-- start --

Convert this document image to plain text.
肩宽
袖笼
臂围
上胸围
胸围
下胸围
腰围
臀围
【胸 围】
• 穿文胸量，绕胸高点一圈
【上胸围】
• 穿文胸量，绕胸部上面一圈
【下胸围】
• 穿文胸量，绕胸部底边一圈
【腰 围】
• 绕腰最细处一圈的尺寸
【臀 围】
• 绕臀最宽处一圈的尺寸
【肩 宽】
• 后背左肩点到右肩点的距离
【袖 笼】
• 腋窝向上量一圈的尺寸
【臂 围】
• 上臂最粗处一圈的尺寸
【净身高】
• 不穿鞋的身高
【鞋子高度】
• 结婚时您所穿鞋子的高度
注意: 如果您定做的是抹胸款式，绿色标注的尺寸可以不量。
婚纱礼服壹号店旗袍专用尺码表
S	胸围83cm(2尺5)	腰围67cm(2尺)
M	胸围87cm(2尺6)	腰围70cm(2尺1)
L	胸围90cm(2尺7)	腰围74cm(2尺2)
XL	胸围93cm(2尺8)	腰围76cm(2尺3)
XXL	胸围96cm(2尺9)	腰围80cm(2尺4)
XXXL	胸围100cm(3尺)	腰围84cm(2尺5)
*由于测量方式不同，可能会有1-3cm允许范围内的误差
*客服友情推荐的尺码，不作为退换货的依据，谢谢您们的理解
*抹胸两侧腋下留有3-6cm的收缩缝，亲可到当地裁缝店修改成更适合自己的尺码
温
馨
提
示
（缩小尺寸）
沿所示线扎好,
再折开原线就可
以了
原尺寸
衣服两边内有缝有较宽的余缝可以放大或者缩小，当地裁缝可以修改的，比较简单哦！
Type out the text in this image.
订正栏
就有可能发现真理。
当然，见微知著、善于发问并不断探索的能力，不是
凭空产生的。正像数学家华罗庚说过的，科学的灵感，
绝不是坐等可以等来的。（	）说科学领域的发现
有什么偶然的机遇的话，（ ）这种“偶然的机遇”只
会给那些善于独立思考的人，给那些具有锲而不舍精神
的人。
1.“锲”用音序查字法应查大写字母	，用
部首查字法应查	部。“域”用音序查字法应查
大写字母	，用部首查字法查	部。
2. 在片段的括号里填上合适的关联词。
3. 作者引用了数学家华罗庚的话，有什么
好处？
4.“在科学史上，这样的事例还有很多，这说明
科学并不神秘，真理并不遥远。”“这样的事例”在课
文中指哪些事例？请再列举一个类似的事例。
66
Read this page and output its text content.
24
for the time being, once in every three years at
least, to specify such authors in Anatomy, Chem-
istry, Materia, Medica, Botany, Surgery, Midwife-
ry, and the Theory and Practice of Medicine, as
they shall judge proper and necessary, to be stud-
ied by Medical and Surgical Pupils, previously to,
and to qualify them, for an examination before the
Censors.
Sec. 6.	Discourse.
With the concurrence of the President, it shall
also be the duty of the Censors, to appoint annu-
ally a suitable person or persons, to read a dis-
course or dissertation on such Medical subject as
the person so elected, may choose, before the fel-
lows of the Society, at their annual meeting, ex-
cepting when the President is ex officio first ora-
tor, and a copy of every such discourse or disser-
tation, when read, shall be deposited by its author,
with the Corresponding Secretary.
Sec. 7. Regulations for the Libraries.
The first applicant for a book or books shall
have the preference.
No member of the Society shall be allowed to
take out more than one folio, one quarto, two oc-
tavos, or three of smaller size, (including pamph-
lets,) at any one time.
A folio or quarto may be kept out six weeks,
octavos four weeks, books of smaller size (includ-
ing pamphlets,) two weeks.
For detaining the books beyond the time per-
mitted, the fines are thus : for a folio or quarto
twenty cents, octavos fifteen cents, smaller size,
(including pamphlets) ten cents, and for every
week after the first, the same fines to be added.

-- end --

_Task goal_. Write out again, unchanged, every line from the line containing "Read this page and output its text content." to the final line of the material above.

_Response to this task_.
Read this page and output its text content.
24
for the time being, once in every three years at
least, to specify such authors in Anatomy, Chem-
istry, Materia, Medica, Botany, Surgery, Midwife-
ry, and the Theory and Practice of Medicine, as
they shall judge proper and necessary, to be stud-
ied by Medical and Surgical Pupils, previously to,
and to qualify them, for an examination before the
Censors.
Sec. 6.	Discourse.
With the concurrence of the President, it shall
also be the duty of the Censors, to appoint annu-
ally a suitable person or persons, to read a dis-
course or dissertation on such Medical subject as
the person so elected, may choose, before the fel-
lows of the Society, at their annual meeting, ex-
cepting when the President is ex officio first ora-
tor, and a copy of every such discourse or disser-
tation, when read, shall be deposited by its author,
with the Corresponding Secretary.
Sec. 7. Regulations for the Libraries.
The first applicant for a book or books shall
have the preference.
No member of the Society shall be allowed to
take out more than one folio, one quarto, two oc-
tavos, or three of smaller size, (including pamph-
lets,) at any one time.
A folio or quarto may be kept out six weeks,
octavos four weeks, books of smaller size (includ-
ing pamphlets,) two weeks.
For detaining the books beyond the time per-
mitted, the fines are thus : for a folio or quarto
twenty cents, octavos fifteen cents, smaller size,
(including pamphlets) ten cents, and for every
week after the first, the same fines to be added.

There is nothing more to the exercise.